**Problem description:** Produce a verbatim copy of the entries listed below.

**Saved entries:**
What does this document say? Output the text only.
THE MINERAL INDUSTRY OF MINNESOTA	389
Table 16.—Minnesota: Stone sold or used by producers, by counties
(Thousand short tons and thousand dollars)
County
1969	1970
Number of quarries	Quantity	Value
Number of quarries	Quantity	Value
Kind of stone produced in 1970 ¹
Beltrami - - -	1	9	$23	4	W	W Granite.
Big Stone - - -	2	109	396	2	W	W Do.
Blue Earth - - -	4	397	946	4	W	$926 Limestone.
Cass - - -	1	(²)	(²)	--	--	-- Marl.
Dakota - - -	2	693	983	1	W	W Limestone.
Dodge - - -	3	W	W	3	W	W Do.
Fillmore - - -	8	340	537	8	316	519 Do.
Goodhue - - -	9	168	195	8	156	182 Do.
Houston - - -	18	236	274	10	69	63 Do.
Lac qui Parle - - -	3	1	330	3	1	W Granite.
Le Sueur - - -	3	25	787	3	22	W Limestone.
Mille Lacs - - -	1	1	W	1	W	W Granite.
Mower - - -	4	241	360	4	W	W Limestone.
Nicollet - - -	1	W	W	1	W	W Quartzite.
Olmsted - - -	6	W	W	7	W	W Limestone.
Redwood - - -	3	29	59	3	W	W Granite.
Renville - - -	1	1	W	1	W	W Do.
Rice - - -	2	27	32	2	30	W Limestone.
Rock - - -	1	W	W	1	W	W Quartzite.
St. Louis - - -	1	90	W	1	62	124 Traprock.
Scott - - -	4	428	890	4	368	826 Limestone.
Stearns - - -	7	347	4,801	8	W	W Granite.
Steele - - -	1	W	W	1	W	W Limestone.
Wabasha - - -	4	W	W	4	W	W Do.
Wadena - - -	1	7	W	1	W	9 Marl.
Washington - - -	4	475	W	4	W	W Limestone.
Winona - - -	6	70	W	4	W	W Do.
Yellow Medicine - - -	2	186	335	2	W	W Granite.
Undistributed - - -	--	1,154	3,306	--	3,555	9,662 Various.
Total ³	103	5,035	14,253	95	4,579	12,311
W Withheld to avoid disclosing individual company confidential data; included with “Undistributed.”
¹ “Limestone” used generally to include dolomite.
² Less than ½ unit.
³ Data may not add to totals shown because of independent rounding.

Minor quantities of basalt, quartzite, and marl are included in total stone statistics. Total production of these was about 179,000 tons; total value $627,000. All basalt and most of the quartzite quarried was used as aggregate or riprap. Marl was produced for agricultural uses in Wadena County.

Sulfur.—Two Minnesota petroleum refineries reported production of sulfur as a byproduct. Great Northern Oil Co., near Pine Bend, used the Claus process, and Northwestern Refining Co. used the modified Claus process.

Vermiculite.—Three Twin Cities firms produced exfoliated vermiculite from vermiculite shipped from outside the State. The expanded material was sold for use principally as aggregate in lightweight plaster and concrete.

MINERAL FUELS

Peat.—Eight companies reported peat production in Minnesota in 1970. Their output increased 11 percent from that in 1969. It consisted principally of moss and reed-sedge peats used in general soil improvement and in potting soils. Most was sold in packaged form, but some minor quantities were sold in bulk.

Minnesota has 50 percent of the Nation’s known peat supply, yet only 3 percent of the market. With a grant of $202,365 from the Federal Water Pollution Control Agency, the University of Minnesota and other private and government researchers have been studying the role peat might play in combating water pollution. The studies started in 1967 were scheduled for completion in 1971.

**Answer in full:**
What does this document say? Output the text only.
THE MINERAL INDUSTRY OF MINNESOTA	389
Table 16.—Minnesota: Stone sold or used by producers, by counties
(Thousand short tons and thousand dollars)
County
1969	1970
Number of quarries	Quantity	Value
Number of quarries	Quantity	Value
Kind of stone produced in 1970 ¹
Beltrami - - -	1	9	$23	4	W	W Granite.
Big Stone - - -	2	109	396	2	W	W Do.
Blue Earth - - -	4	397	946	4	W	$926 Limestone.
Cass - - -	1	(²)	(²)	--	--	-- Marl.
Dakota - - -	2	693	983	1	W	W Limestone.
Dodge - - -	3	W	W	3	W	W Do.
Fillmore - - -	8	340	537	8	316	519 Do.
Goodhue - - -	9	168	195	8	156	182 Do.
Houston - - -	18	236	274	10	69	63 Do.
Lac qui Parle - - -	3	1	330	3	1	W Granite.
Le Sueur - - -	3	25	787	3	22	W Limestone.
Mille Lacs - - -	1	1	W	1	W	W Granite.
Mower - - -	4	241	360	4	W	W Limestone.
Nicollet - - -	1	W	W	1	W	W Quartzite.
Olmsted - - -	6	W	W	7	W	W Limestone.
Redwood - - -	3	29	59	3	W	W Granite.
Renville - - -	1	1	W	1	W	W Do.
Rice - - -	2	27	32	2	30	W Limestone.
Rock - - -	1	W	W	1	W	W Quartzite.
St. Louis - - -	1	90	W	1	62	124 Traprock.
Scott - - -	4	428	890	4	368	826 Limestone.
Stearns - - -	7	347	4,801	8	W	W Granite.
Steele - - -	1	W	W	1	W	W Limestone.
Wabasha - - -	4	W	W	4	W	W Do.
Wadena - - -	1	7	W	1	W	9 Marl.
Washington - - -	4	475	W	4	W	W Limestone.
Winona - - -	6	70	W	4	W	W Do.
Yellow Medicine - - -	2	186	335	2	W	W Granite.
Undistributed - - -	--	1,154	3,306	--	3,555	9,662 Various.
Total ³	103	5,035	14,253	95	4,579	12,311
W Withheld to avoid disclosing individual company confidential data; included with “Undistributed.”
¹ “Limestone” used generally to include dolomite.
² Less than ½ unit.
³ Data may not add to totals shown because of independent rounding.

Minor quantities of basalt, quartzite, and marl are included in total stone statistics. Total production of these was about 179,000 tons; total value $627,000. All basalt and most of the quartzite quarried was used as aggregate or riprap. Marl was produced for agricultural uses in Wadena County.

Sulfur.—Two Minnesota petroleum refineries reported production of sulfur as a byproduct. Great Northern Oil Co., near Pine Bend, used the Claus process, and Northwestern Refining Co. used the modified Claus process.

Vermiculite.—Three Twin Cities firms produced exfoliated vermiculite from vermiculite shipped from outside the State. The expanded material was sold for use principally as aggregate in lightweight plaster and concrete.

MINERAL FUELS

Peat.—Eight companies reported peat production in Minnesota in 1970. Their output increased 11 percent from that in 1969. It consisted principally of moss and reed-sedge peats used in general soil improvement and in potting soils. Most was sold in packaged form, but some minor quantities were sold in bulk.

Minnesota has 50 percent of the Nation’s known peat supply, yet only 3 percent of the market. With a grant of $202,365 from the Federal Water Pollution Control Agency, the University of Minnesota and other private and government researchers have been studying the role peat might play in combating water pollution. The studies started in 1967 were scheduled for completion in 1971.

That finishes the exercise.